Directions
All the entries need to be quoted exactly, apart from the pictures, which you should drop.

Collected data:
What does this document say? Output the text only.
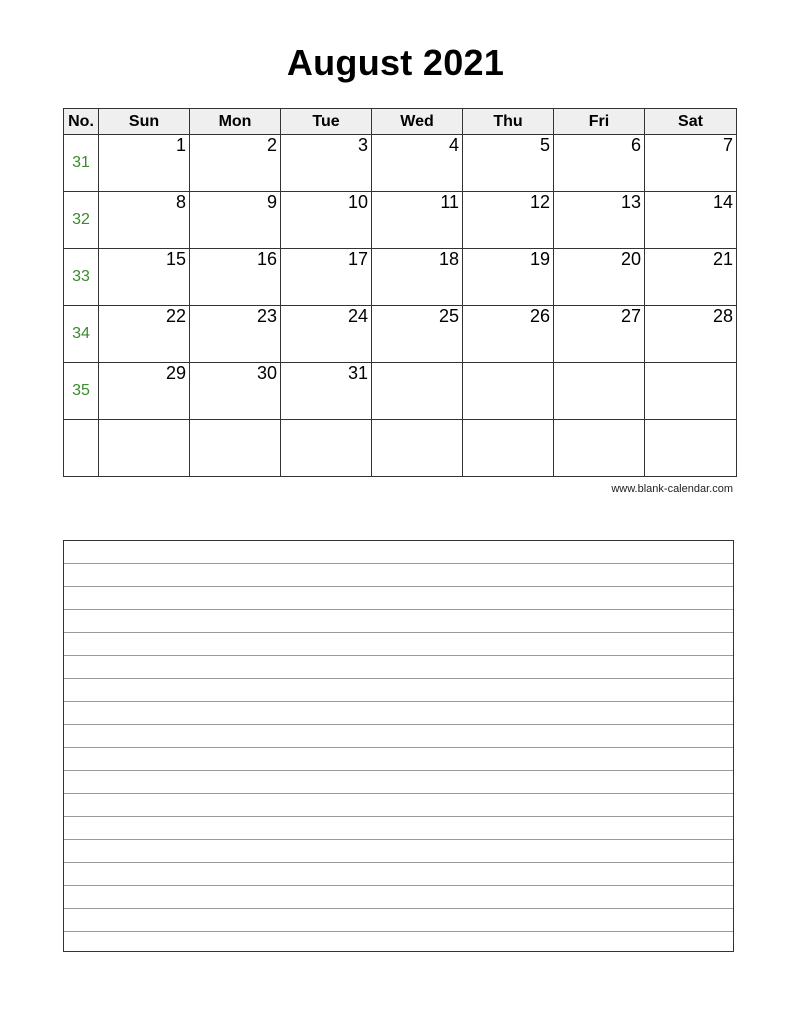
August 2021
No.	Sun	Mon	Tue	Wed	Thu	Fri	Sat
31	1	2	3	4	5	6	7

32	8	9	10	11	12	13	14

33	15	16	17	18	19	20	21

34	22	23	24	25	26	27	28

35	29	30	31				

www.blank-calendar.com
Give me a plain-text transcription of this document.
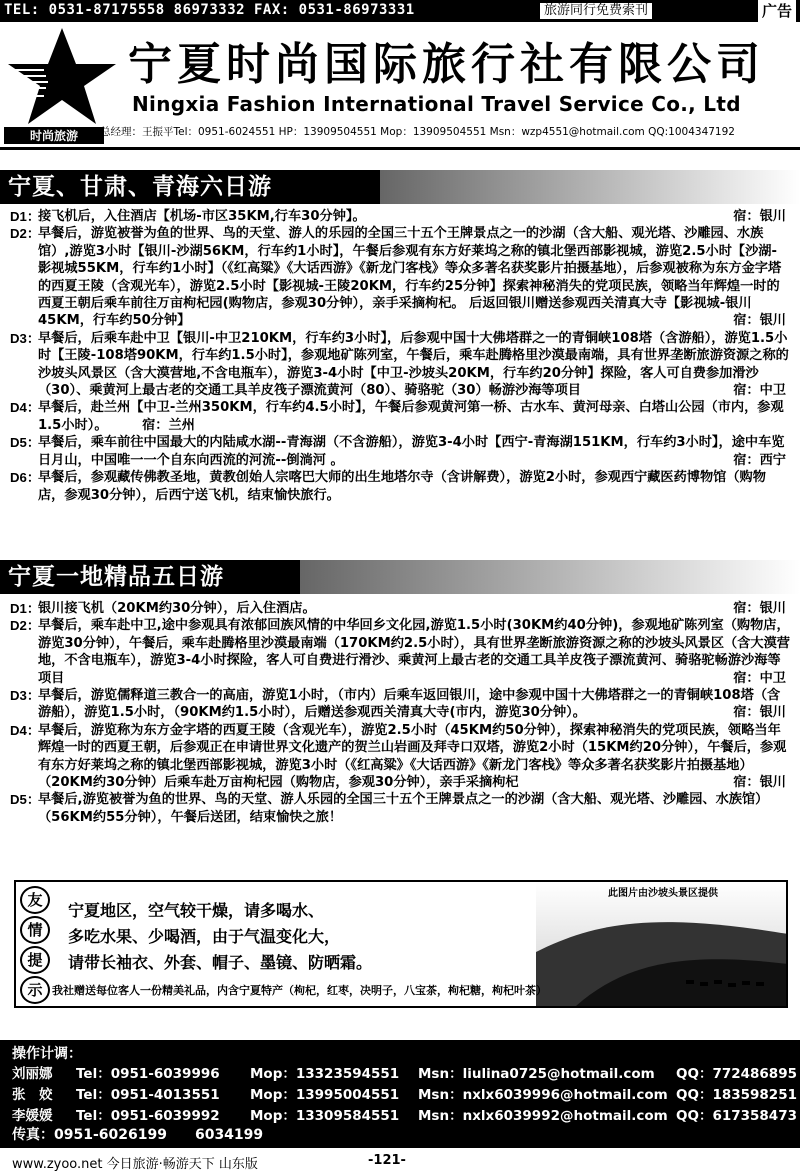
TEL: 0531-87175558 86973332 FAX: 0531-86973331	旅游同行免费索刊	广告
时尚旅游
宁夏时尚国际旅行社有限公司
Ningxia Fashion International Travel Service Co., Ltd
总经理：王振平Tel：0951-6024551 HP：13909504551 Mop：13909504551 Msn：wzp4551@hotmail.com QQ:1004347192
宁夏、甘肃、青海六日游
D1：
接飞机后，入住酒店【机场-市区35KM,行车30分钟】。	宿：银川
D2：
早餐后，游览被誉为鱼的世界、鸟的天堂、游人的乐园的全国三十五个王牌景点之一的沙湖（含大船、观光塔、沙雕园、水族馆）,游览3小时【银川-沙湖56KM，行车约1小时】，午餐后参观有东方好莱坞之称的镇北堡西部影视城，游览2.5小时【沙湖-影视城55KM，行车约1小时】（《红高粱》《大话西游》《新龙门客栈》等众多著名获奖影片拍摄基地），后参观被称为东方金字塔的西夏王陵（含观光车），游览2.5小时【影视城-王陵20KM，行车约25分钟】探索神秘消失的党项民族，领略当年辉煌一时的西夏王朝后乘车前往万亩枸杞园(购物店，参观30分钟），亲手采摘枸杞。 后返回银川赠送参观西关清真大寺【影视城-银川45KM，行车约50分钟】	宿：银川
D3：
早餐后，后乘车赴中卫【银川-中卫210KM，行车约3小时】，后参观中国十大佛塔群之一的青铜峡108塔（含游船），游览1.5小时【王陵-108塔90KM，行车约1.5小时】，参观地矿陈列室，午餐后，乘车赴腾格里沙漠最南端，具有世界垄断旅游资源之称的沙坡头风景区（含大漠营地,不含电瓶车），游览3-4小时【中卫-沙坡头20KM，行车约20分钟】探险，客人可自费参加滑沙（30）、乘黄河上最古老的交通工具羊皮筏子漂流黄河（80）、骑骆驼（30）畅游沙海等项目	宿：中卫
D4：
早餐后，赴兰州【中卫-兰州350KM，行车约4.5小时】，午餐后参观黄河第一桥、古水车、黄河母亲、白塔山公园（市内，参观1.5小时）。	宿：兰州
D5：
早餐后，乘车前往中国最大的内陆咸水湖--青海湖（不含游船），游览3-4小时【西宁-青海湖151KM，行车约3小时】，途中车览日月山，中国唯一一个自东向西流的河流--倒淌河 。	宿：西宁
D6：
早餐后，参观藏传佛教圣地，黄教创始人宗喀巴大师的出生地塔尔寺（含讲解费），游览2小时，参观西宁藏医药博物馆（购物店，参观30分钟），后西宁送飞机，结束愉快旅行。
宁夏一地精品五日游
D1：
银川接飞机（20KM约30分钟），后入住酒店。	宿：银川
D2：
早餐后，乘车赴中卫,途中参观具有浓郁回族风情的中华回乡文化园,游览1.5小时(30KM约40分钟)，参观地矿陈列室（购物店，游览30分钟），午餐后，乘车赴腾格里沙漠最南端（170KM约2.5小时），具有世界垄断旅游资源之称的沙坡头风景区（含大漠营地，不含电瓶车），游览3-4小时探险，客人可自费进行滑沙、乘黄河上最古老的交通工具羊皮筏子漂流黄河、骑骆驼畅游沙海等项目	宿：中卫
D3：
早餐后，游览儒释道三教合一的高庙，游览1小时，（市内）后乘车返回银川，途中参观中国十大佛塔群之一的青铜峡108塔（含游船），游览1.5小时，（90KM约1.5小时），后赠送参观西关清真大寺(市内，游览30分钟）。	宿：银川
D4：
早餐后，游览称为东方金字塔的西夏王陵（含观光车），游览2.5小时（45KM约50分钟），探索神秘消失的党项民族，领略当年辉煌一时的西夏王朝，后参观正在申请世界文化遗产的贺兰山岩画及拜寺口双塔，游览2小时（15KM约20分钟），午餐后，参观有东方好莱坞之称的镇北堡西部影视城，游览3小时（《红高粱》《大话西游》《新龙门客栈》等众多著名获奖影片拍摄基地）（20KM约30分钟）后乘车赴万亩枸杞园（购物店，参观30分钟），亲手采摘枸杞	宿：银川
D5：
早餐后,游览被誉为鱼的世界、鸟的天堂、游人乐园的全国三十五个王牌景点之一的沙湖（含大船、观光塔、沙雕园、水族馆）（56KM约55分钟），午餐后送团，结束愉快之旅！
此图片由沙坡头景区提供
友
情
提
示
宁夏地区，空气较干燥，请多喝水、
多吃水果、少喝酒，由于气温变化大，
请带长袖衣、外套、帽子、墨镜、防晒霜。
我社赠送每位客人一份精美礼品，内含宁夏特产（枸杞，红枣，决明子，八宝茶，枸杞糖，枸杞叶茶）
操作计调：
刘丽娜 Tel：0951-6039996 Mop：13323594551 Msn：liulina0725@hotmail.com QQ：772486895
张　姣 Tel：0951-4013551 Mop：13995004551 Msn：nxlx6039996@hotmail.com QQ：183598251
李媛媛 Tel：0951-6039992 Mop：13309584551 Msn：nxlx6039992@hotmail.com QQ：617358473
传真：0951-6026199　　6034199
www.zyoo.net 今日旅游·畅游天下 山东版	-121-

Answer for this exercise
What does this document say? Output the text only.
August 2021
No.	Sun	Mon	Tue	Wed	Thu	Fri	Sat
31	1	2	3	4	5	6	7

32	8	9	10	11	12	13	14

33	15	16	17	18	19	20	21

34	22	23	24	25	26	27	28

35	29	30	31				

www.blank-calendar.com
Give me a plain-text transcription of this document.
TEL: 0531-87175558 86973332 FAX: 0531-86973331	旅游同行免费索刊	广告
时尚旅游
宁夏时尚国际旅行社有限公司
Ningxia Fashion International Travel Service Co., Ltd
总经理：王振平Tel：0951-6024551 HP：13909504551 Mop：13909504551 Msn：wzp4551@hotmail.com QQ:1004347192
宁夏、甘肃、青海六日游
D1：
接飞机后，入住酒店【机场-市区35KM,行车30分钟】。	宿：银川
D2：
早餐后，游览被誉为鱼的世界、鸟的天堂、游人的乐园的全国三十五个王牌景点之一的沙湖（含大船、观光塔、沙雕园、水族馆）,游览3小时【银川-沙湖56KM，行车约1小时】，午餐后参观有东方好莱坞之称的镇北堡西部影视城，游览2.5小时【沙湖-影视城55KM，行车约1小时】（《红高粱》《大话西游》《新龙门客栈》等众多著名获奖影片拍摄基地），后参观被称为东方金字塔的西夏王陵（含观光车），游览2.5小时【影视城-王陵20KM，行车约25分钟】探索神秘消失的党项民族，领略当年辉煌一时的西夏王朝后乘车前往万亩枸杞园(购物店，参观30分钟），亲手采摘枸杞。 后返回银川赠送参观西关清真大寺【影视城-银川45KM，行车约50分钟】	宿：银川
D3：
早餐后，后乘车赴中卫【银川-中卫210KM，行车约3小时】，后参观中国十大佛塔群之一的青铜峡108塔（含游船），游览1.5小时【王陵-108塔90KM，行车约1.5小时】，参观地矿陈列室，午餐后，乘车赴腾格里沙漠最南端，具有世界垄断旅游资源之称的沙坡头风景区（含大漠营地,不含电瓶车），游览3-4小时【中卫-沙坡头20KM，行车约20分钟】探险，客人可自费参加滑沙（30）、乘黄河上最古老的交通工具羊皮筏子漂流黄河（80）、骑骆驼（30）畅游沙海等项目	宿：中卫
D4：
早餐后，赴兰州【中卫-兰州350KM，行车约4.5小时】，午餐后参观黄河第一桥、古水车、黄河母亲、白塔山公园（市内，参观1.5小时）。	宿：兰州
D5：
早餐后，乘车前往中国最大的内陆咸水湖--青海湖（不含游船），游览3-4小时【西宁-青海湖151KM，行车约3小时】，途中车览日月山，中国唯一一个自东向西流的河流--倒淌河 。	宿：西宁
D6：
早餐后，参观藏传佛教圣地，黄教创始人宗喀巴大师的出生地塔尔寺（含讲解费），游览2小时，参观西宁藏医药博物馆（购物店，参观30分钟），后西宁送飞机，结束愉快旅行。
宁夏一地精品五日游
D1：
银川接飞机（20KM约30分钟），后入住酒店。	宿：银川
D2：
早餐后，乘车赴中卫,途中参观具有浓郁回族风情的中华回乡文化园,游览1.5小时(30KM约40分钟)，参观地矿陈列室（购物店，游览30分钟），午餐后，乘车赴腾格里沙漠最南端（170KM约2.5小时），具有世界垄断旅游资源之称的沙坡头风景区（含大漠营地，不含电瓶车），游览3-4小时探险，客人可自费进行滑沙、乘黄河上最古老的交通工具羊皮筏子漂流黄河、骑骆驼畅游沙海等项目	宿：中卫
D3：
早餐后，游览儒释道三教合一的高庙，游览1小时，（市内）后乘车返回银川，途中参观中国十大佛塔群之一的青铜峡108塔（含游船），游览1.5小时，（90KM约1.5小时），后赠送参观西关清真大寺(市内，游览30分钟）。	宿：银川
D4：
早餐后，游览称为东方金字塔的西夏王陵（含观光车），游览2.5小时（45KM约50分钟），探索神秘消失的党项民族，领略当年辉煌一时的西夏王朝，后参观正在申请世界文化遗产的贺兰山岩画及拜寺口双塔，游览2小时（15KM约20分钟），午餐后，参观有东方好莱坞之称的镇北堡西部影视城，游览3小时（《红高粱》《大话西游》《新龙门客栈》等众多著名获奖影片拍摄基地）（20KM约30分钟）后乘车赴万亩枸杞园（购物店，参观30分钟），亲手采摘枸杞	宿：银川
D5：
早餐后,游览被誉为鱼的世界、鸟的天堂、游人乐园的全国三十五个王牌景点之一的沙湖（含大船、观光塔、沙雕园、水族馆）（56KM约55分钟），午餐后送团，结束愉快之旅！
此图片由沙坡头景区提供
友
情
提
示
宁夏地区，空气较干燥，请多喝水、
多吃水果、少喝酒，由于气温变化大，
请带长袖衣、外套、帽子、墨镜、防晒霜。
我社赠送每位客人一份精美礼品，内含宁夏特产（枸杞，红枣，决明子，八宝茶，枸杞糖，枸杞叶茶）
操作计调：
刘丽娜 Tel：0951-6039996 Mop：13323594551 Msn：liulina0725@hotmail.com QQ：772486895
张　姣 Tel：0951-4013551 Mop：13995004551 Msn：nxlx6039996@hotmail.com QQ：183598251
李媛媛 Tel：0951-6039992 Mop：13309584551 Msn：nxlx6039992@hotmail.com QQ：617358473
传真：0951-6026199　　6034199
www.zyoo.net 今日旅游·畅游天下 山东版	-121-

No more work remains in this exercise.